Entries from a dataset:
:::

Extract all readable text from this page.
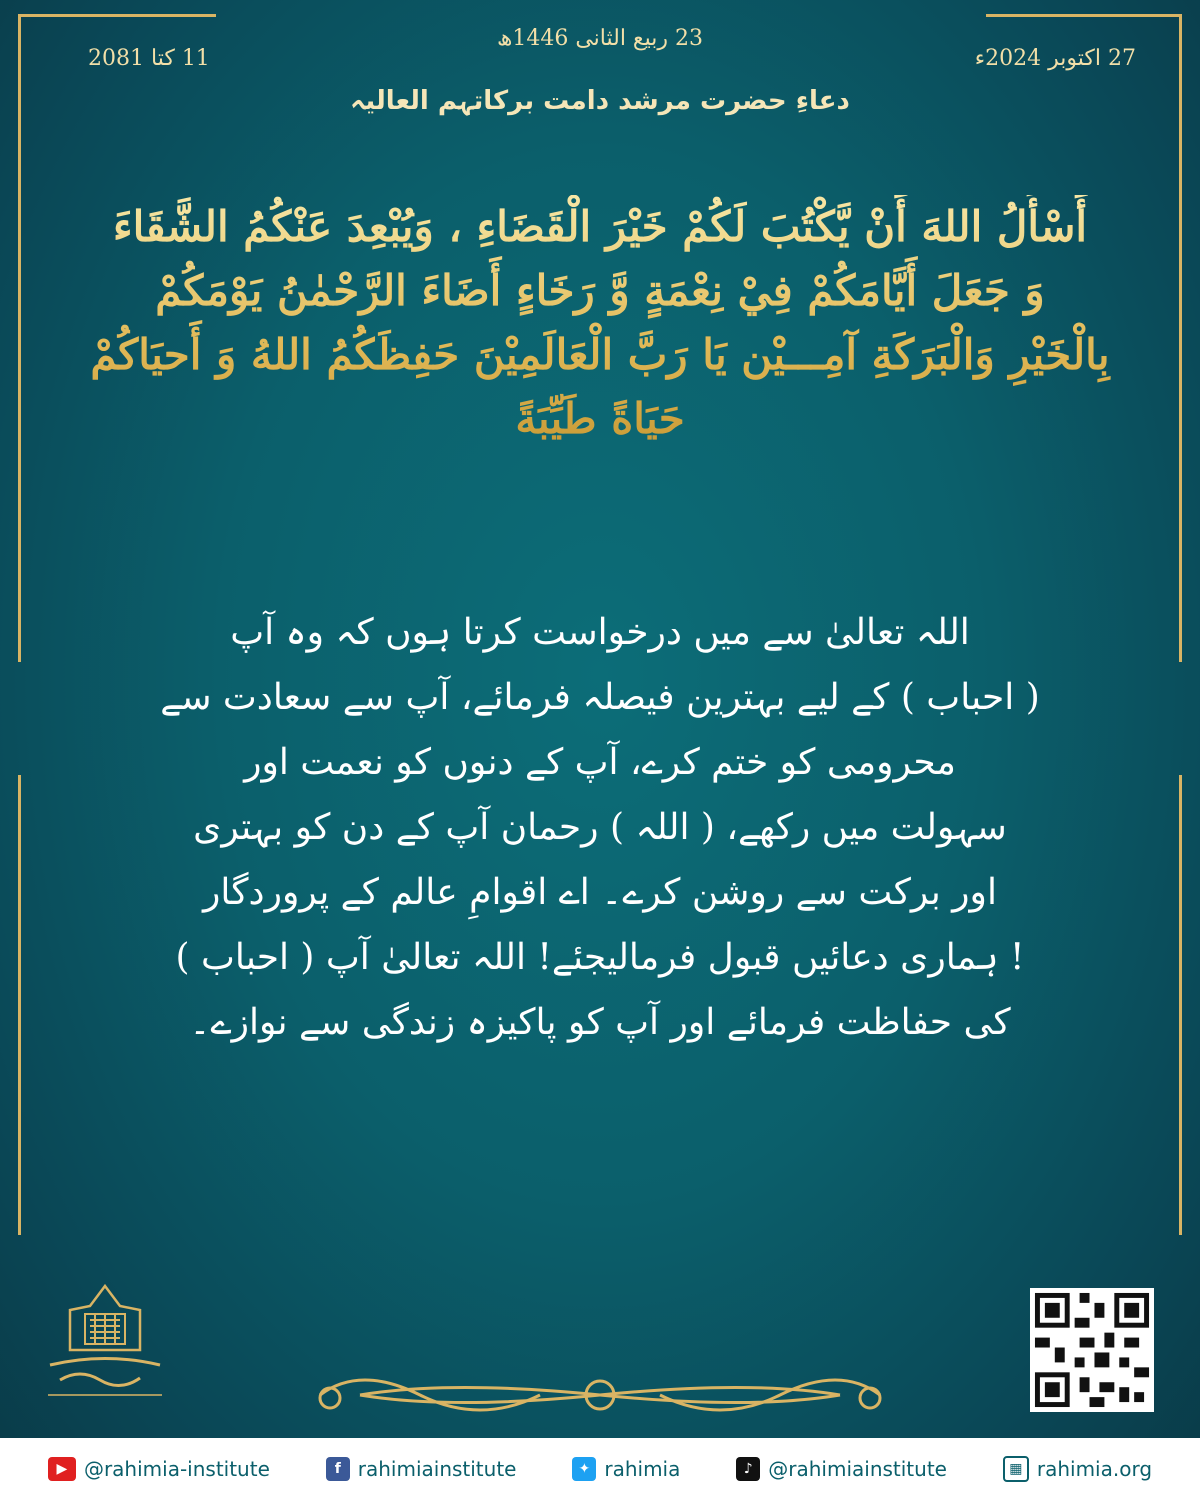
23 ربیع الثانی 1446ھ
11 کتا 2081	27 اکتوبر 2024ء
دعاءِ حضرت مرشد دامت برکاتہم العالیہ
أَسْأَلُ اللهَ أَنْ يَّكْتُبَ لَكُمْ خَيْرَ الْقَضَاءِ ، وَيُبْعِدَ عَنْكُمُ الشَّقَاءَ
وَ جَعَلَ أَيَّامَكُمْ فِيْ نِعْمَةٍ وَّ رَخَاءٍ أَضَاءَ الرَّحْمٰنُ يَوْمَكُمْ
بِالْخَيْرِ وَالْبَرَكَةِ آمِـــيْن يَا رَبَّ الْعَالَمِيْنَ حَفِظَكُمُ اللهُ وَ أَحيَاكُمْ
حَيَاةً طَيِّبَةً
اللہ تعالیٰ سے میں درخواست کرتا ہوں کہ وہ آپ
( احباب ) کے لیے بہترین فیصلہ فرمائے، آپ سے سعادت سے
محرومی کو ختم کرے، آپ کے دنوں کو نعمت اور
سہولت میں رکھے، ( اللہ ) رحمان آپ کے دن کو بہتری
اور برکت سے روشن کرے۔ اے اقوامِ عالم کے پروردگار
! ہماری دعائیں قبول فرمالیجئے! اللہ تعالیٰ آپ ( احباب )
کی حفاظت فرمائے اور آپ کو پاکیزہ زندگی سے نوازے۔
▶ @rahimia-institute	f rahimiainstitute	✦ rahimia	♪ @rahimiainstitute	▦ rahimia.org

:::

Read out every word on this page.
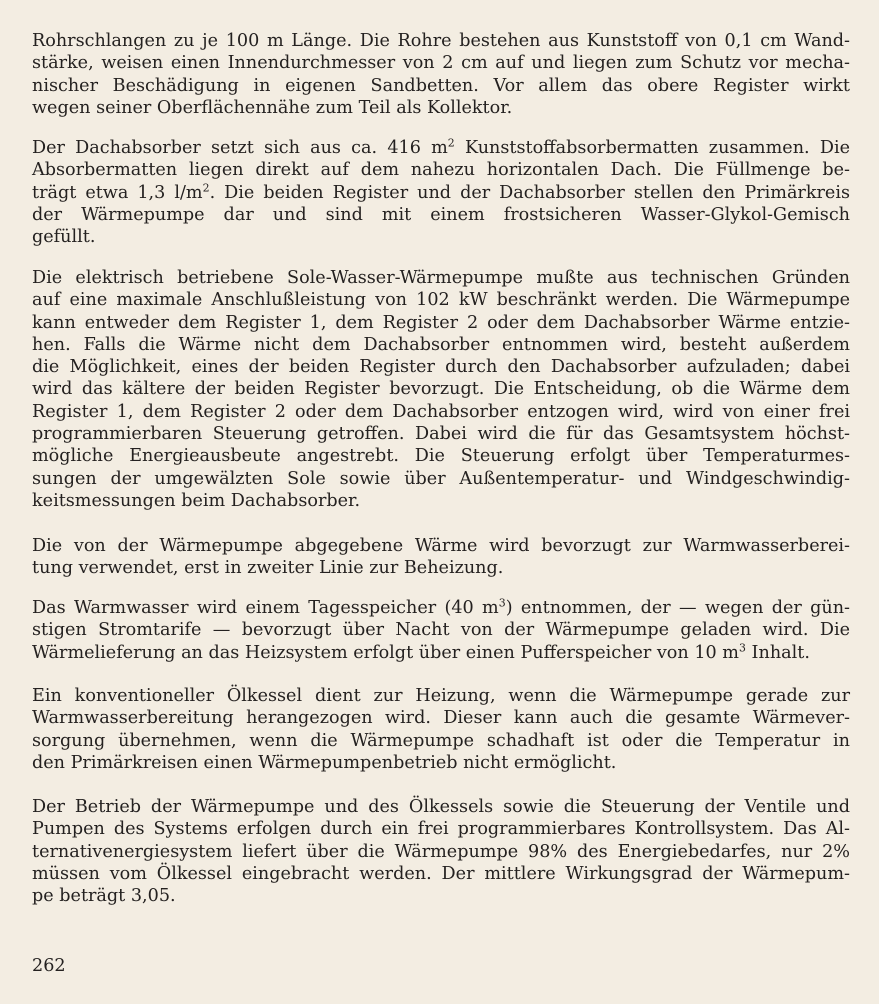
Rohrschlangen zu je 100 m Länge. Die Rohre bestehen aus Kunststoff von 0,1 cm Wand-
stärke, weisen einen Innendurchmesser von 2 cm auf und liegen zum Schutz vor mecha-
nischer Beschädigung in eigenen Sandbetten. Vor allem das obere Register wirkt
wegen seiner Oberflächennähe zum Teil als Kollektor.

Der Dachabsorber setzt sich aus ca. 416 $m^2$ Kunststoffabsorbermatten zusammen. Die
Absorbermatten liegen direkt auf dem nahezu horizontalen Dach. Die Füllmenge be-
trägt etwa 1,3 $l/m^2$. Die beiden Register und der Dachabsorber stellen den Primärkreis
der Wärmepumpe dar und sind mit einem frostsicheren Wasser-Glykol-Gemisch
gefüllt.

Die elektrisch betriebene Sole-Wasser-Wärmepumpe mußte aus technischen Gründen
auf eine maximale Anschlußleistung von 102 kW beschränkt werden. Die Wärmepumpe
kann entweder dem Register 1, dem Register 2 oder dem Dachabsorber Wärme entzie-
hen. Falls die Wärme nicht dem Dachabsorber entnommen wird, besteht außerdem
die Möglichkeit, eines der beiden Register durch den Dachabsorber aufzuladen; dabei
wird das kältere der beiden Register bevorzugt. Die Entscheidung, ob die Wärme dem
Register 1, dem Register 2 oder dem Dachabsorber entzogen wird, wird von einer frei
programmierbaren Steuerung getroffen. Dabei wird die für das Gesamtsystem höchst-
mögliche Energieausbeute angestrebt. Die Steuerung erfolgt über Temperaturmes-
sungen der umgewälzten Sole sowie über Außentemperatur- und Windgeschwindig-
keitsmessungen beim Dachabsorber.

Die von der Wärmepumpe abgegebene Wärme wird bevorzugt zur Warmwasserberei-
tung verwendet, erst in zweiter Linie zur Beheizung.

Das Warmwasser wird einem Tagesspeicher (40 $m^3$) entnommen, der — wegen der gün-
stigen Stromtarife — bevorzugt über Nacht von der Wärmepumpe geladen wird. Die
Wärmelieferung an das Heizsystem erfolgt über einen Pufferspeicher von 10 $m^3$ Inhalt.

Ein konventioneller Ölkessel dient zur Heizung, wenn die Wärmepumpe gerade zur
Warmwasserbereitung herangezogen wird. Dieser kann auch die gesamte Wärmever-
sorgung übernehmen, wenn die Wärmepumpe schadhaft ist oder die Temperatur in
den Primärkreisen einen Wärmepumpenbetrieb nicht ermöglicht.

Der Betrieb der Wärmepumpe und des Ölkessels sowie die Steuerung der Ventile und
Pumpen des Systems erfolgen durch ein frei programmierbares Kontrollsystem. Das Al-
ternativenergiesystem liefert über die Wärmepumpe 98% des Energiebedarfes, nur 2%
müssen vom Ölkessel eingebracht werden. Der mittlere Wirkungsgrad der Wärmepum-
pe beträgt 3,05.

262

:::

PROMPT: In the lines above, find each one with "فرمائے" and list it.

THE REPLY:
( احباب ) کے لیے بہترین فیصلہ فرمائے، آپ سے سعادت سے
کی حفاظت فرمائے اور آپ کو پاکیزہ زندگی سے نوازے۔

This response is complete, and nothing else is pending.